Return a copy of each line in the listing that includes the word "JSON".

▸ Data for analysis
********************

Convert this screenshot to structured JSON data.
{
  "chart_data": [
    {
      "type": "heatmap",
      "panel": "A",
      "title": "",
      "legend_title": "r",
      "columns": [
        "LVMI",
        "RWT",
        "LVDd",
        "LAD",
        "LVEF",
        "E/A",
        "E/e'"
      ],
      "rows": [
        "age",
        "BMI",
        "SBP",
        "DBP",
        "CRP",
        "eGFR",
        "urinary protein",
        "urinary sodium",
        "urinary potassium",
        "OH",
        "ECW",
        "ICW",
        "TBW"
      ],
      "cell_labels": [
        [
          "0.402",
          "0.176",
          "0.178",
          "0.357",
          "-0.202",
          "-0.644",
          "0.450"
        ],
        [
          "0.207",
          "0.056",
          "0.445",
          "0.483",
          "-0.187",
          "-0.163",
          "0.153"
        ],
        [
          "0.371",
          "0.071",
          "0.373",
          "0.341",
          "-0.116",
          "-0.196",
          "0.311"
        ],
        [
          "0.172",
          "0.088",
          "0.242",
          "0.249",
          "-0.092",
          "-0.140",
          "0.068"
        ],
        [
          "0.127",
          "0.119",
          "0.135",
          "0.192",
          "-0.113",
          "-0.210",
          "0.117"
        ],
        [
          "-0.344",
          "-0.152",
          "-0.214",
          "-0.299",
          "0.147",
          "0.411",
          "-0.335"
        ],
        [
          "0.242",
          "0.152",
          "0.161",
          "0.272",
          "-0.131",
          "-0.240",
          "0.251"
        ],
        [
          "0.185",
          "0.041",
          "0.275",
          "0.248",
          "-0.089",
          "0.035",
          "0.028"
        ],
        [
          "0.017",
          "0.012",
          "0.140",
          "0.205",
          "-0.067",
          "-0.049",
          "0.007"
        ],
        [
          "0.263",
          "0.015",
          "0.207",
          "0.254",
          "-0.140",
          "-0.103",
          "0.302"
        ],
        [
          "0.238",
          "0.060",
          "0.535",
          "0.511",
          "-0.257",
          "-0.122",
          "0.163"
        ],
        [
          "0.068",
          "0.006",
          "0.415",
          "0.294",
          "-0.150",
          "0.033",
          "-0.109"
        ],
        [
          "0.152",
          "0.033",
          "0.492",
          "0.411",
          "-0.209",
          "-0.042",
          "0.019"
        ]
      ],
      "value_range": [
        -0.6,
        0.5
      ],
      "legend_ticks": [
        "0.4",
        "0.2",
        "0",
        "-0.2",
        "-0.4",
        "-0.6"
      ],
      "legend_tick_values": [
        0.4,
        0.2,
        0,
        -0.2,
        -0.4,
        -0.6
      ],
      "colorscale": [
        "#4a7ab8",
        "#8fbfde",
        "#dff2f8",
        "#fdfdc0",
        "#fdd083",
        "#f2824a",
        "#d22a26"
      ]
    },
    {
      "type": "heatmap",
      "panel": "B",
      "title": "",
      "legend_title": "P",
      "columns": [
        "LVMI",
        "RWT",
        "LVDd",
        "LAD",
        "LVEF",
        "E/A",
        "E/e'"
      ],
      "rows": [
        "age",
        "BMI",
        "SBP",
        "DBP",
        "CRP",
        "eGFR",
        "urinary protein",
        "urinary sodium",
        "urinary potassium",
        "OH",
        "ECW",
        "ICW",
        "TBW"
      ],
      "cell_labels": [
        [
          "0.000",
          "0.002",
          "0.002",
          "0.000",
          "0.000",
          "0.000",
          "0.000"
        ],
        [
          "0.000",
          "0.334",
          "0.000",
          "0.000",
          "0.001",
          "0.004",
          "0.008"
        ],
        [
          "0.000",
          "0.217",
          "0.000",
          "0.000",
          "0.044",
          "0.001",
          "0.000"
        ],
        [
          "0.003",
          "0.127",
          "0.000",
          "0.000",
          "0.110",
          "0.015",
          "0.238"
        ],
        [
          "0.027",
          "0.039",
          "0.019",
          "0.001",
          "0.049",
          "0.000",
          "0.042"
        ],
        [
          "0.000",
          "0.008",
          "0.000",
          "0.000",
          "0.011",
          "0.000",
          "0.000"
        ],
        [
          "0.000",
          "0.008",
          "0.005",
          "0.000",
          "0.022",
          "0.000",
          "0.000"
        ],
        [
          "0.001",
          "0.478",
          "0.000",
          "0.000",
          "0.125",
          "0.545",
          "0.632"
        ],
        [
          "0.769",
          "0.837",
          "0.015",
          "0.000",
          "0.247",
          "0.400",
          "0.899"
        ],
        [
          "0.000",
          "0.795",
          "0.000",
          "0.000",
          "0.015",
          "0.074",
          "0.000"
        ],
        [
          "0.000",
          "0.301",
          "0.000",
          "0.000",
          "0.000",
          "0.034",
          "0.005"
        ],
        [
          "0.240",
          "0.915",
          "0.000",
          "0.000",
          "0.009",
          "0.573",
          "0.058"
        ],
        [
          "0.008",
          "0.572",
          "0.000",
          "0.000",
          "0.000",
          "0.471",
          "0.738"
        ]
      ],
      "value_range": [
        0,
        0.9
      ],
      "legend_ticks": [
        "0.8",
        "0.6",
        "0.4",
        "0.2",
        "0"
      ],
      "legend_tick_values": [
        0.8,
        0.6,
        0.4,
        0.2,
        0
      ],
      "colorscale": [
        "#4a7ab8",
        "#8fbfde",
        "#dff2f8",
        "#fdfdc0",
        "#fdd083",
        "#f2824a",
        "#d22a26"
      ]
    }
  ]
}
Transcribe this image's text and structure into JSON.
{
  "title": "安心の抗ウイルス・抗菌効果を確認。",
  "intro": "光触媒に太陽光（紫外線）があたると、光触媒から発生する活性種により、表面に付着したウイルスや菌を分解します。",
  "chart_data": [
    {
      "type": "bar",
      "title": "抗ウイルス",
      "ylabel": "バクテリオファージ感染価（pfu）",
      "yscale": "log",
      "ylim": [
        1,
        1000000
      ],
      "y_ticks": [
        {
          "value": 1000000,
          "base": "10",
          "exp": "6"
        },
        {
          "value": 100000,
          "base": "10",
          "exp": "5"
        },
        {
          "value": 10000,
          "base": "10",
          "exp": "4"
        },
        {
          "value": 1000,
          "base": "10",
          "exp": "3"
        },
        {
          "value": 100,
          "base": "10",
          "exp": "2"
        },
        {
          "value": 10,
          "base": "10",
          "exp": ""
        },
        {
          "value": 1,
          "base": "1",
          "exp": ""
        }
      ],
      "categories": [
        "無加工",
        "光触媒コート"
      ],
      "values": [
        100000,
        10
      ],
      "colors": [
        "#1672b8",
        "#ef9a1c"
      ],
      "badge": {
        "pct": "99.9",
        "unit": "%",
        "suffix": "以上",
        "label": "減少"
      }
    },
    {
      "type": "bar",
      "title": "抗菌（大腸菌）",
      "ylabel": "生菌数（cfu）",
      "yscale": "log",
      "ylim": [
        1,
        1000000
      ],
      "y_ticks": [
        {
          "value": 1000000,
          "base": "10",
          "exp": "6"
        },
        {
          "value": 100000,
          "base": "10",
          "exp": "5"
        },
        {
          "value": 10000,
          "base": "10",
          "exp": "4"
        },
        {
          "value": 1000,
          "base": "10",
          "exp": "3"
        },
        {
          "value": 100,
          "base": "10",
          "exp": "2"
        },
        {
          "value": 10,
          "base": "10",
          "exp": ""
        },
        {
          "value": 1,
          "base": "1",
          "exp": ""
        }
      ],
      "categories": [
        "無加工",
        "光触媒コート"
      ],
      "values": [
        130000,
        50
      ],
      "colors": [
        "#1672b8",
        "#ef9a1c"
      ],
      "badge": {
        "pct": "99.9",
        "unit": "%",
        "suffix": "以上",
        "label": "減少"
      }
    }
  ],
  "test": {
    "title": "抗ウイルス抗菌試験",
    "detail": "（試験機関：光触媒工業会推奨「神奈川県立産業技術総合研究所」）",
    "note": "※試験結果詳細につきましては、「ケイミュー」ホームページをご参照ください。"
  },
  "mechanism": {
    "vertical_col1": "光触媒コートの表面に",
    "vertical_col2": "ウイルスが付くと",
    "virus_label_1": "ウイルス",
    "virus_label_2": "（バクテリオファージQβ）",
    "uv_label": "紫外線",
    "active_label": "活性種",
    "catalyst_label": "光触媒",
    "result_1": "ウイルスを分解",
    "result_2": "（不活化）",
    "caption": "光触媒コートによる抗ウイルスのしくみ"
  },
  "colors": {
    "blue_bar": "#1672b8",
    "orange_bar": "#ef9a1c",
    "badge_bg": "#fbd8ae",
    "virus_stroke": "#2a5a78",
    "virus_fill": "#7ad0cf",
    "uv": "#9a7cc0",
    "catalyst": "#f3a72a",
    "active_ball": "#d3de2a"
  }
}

********************

▸ Solved exercise
Convert this screenshot to structured JSON data.
Transcribe this image's text and structure into JSON.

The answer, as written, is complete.